Problem to work on: Repeat the lines of the items below word for word, starting at the line that contains "Title: MB Tule" and ending at the line that contains "452, 476, 474]", with both of those lines included.

Given records:
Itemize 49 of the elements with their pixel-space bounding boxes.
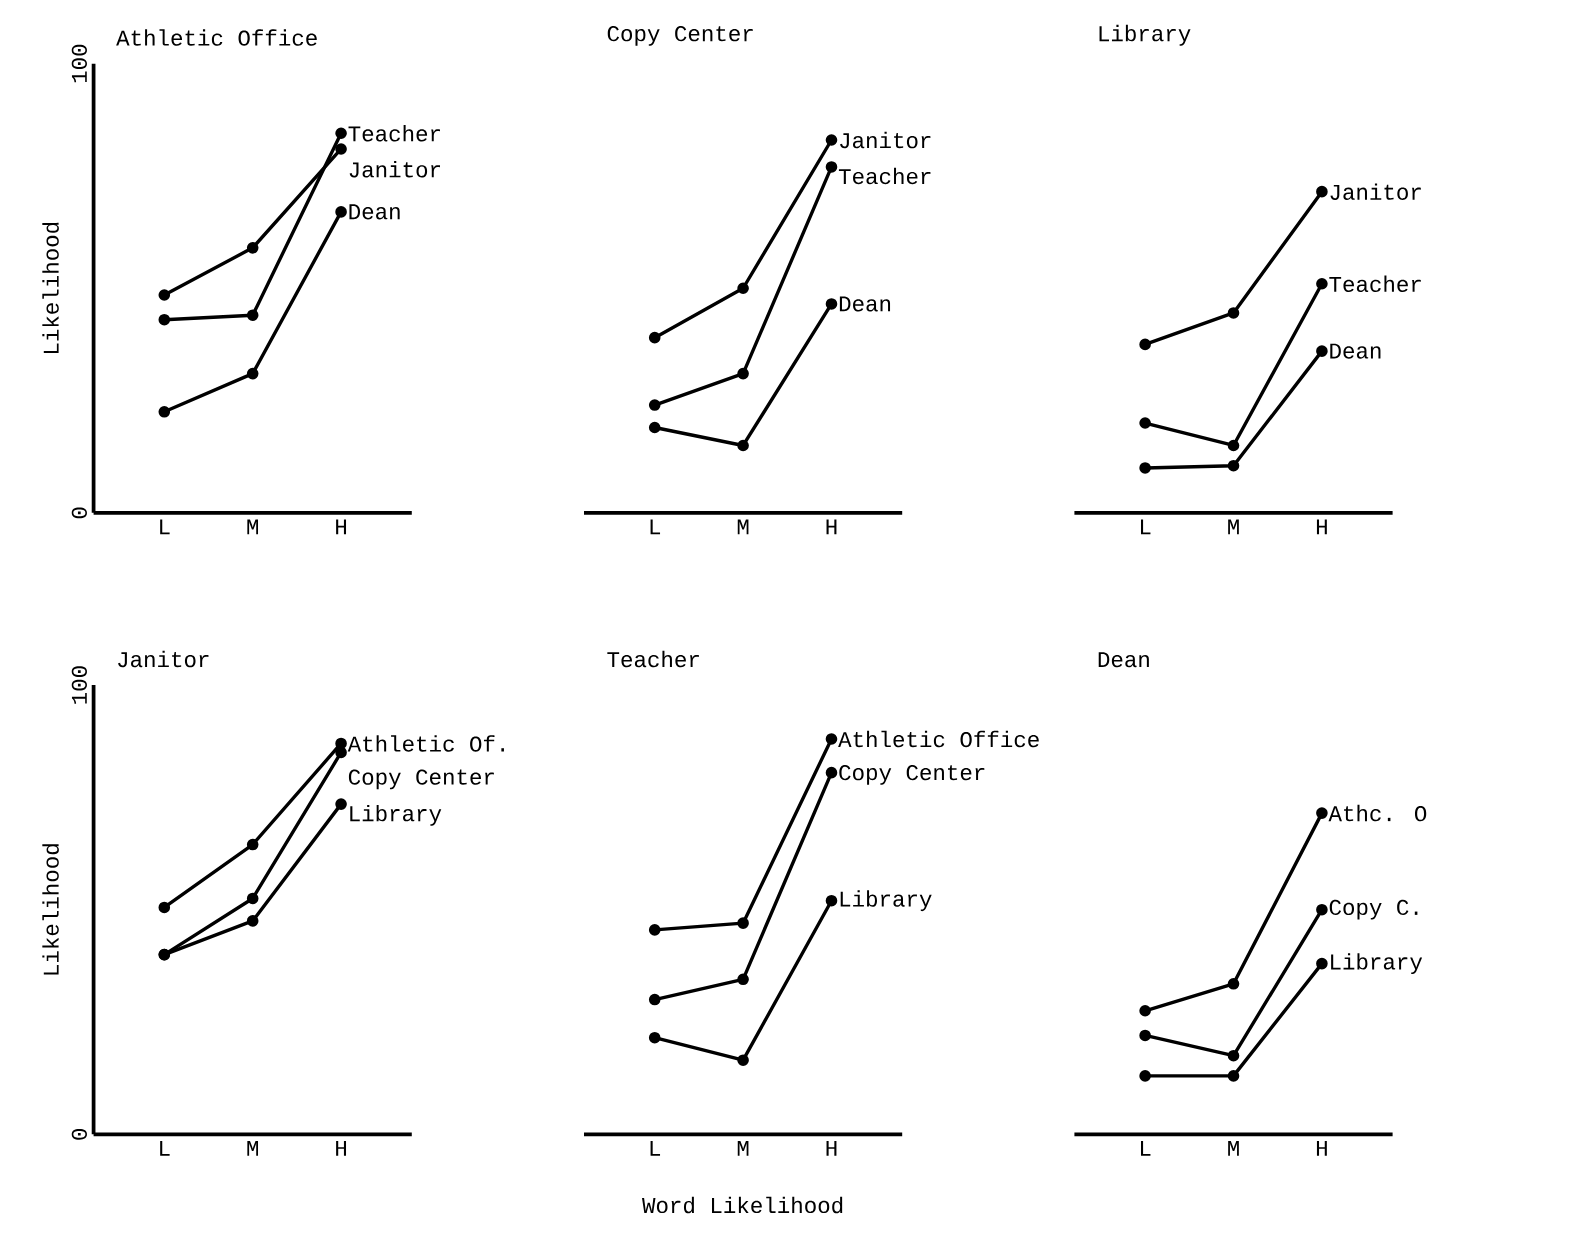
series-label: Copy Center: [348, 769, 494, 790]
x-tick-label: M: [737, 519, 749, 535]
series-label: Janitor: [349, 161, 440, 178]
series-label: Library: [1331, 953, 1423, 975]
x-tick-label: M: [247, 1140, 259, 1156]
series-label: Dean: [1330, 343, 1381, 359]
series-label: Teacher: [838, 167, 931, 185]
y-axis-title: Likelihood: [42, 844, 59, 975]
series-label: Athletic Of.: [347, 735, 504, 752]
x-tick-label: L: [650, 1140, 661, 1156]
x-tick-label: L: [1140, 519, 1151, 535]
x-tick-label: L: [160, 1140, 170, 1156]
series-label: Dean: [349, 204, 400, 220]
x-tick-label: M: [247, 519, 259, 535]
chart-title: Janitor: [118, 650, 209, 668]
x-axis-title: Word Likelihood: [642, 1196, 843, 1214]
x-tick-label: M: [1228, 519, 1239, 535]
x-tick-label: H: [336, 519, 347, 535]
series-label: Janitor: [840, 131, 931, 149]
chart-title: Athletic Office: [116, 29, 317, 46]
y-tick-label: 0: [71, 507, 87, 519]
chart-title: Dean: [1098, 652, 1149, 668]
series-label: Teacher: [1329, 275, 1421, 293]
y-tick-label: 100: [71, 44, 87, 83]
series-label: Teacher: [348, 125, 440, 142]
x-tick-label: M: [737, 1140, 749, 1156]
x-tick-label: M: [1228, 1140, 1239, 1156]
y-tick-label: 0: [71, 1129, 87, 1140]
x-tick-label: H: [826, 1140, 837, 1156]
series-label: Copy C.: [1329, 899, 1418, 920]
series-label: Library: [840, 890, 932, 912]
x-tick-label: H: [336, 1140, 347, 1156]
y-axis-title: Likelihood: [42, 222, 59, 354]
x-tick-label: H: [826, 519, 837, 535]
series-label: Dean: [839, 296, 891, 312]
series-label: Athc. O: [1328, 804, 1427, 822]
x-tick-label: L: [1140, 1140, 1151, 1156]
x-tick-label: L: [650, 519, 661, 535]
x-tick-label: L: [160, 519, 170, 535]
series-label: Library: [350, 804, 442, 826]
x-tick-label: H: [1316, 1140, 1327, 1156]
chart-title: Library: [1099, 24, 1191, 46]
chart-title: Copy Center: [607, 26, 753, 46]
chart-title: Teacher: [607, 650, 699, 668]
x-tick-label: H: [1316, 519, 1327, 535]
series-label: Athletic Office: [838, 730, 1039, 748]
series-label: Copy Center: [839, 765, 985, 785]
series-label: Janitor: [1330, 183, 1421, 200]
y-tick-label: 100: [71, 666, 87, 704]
---
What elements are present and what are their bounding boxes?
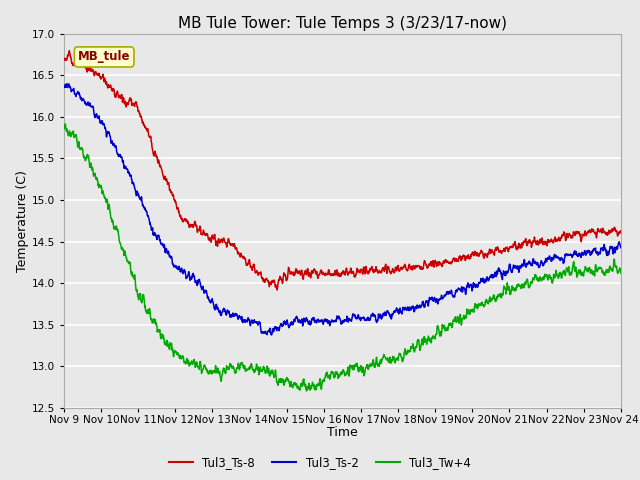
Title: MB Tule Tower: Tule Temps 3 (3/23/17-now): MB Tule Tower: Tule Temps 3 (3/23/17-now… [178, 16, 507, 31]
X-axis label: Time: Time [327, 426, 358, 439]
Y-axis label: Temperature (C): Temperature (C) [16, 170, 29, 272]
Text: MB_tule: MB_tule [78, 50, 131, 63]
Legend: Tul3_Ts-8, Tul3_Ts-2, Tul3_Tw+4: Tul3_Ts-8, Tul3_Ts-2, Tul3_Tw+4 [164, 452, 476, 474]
---
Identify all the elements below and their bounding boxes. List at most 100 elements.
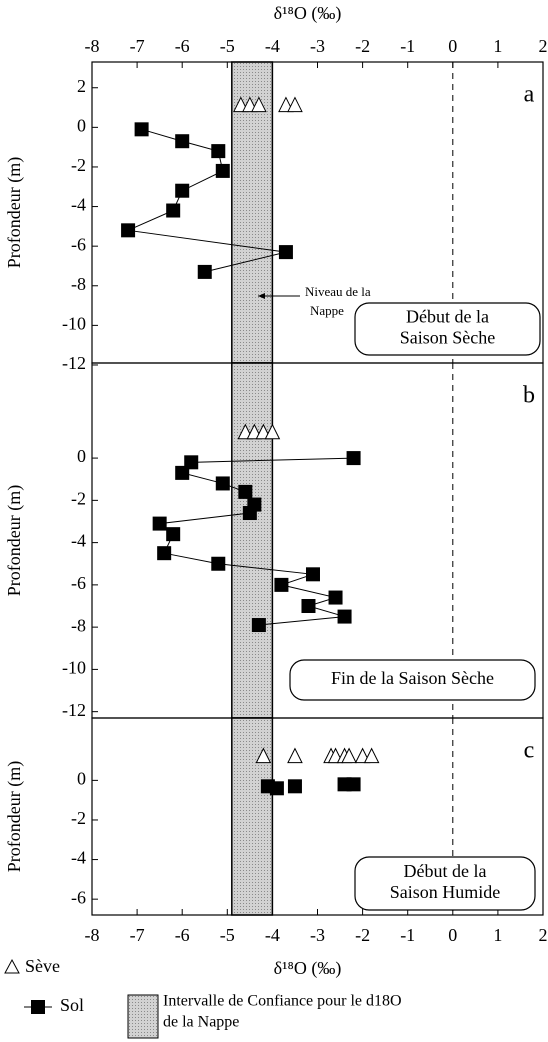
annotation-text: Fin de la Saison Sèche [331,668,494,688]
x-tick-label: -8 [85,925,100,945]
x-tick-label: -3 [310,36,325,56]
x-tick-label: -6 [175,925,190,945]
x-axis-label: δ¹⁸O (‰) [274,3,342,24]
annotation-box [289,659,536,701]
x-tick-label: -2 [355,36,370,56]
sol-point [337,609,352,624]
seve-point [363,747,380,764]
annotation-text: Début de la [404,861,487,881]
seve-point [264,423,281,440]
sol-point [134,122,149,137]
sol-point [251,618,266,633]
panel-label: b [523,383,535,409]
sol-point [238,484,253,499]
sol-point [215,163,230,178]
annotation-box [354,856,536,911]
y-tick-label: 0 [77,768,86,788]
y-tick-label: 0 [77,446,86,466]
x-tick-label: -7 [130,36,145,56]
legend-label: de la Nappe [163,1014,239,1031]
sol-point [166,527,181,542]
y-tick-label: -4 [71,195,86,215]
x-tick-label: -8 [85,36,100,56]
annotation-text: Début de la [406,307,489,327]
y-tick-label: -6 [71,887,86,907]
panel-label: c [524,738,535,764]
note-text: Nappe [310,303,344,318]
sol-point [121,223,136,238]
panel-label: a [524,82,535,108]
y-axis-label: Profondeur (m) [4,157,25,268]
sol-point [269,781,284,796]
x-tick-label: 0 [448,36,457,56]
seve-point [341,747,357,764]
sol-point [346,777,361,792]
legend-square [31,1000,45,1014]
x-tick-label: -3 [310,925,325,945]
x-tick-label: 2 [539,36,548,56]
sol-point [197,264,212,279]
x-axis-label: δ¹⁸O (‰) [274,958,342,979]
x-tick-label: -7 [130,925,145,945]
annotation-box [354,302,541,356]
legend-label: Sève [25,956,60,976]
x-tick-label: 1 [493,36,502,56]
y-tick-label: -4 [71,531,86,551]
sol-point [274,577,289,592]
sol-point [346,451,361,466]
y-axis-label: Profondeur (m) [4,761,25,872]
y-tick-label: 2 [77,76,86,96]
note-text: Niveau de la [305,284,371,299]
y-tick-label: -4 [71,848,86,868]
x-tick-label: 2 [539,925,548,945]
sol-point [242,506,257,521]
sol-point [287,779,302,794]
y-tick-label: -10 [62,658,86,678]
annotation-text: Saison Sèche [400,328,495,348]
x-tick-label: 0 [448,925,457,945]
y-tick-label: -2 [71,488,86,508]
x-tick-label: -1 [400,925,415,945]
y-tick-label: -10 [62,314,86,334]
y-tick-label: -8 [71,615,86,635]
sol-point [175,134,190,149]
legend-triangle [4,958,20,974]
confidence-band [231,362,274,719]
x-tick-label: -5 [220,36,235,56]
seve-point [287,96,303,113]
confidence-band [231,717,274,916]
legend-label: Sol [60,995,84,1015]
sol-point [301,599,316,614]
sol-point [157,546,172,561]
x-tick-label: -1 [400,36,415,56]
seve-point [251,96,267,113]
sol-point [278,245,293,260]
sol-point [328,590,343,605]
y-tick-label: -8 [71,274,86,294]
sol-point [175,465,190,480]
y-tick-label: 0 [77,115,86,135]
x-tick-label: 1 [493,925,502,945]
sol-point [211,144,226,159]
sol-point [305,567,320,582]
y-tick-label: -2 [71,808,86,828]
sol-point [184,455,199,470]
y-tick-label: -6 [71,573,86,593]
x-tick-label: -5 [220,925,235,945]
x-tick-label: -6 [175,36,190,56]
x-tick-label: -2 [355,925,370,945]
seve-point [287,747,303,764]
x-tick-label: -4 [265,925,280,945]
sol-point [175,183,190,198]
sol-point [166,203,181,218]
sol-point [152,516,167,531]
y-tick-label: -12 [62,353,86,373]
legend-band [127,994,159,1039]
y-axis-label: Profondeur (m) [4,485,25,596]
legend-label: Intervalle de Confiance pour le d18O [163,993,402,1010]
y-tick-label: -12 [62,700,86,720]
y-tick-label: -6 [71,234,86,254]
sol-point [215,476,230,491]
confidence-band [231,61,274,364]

Final result:
Title: MB Tule Tower: Tule Temps 3 (3/23/17-now): MB Tule Tower: Tule Temps 3 (3/23/17-now… [178, 16, 507, 31]
X-axis label: Time: Time [327, 426, 358, 439]
Y-axis label: Temperature (C): Temperature (C) [16, 170, 29, 272]
Text: MB_tule: MB_tule [78, 50, 131, 63]
Legend: Tul3_Ts-8, Tul3_Ts-2, Tul3_Tw+4: Tul3_Ts-8, Tul3_Ts-2, Tul3_Tw+4 [164, 452, 476, 474]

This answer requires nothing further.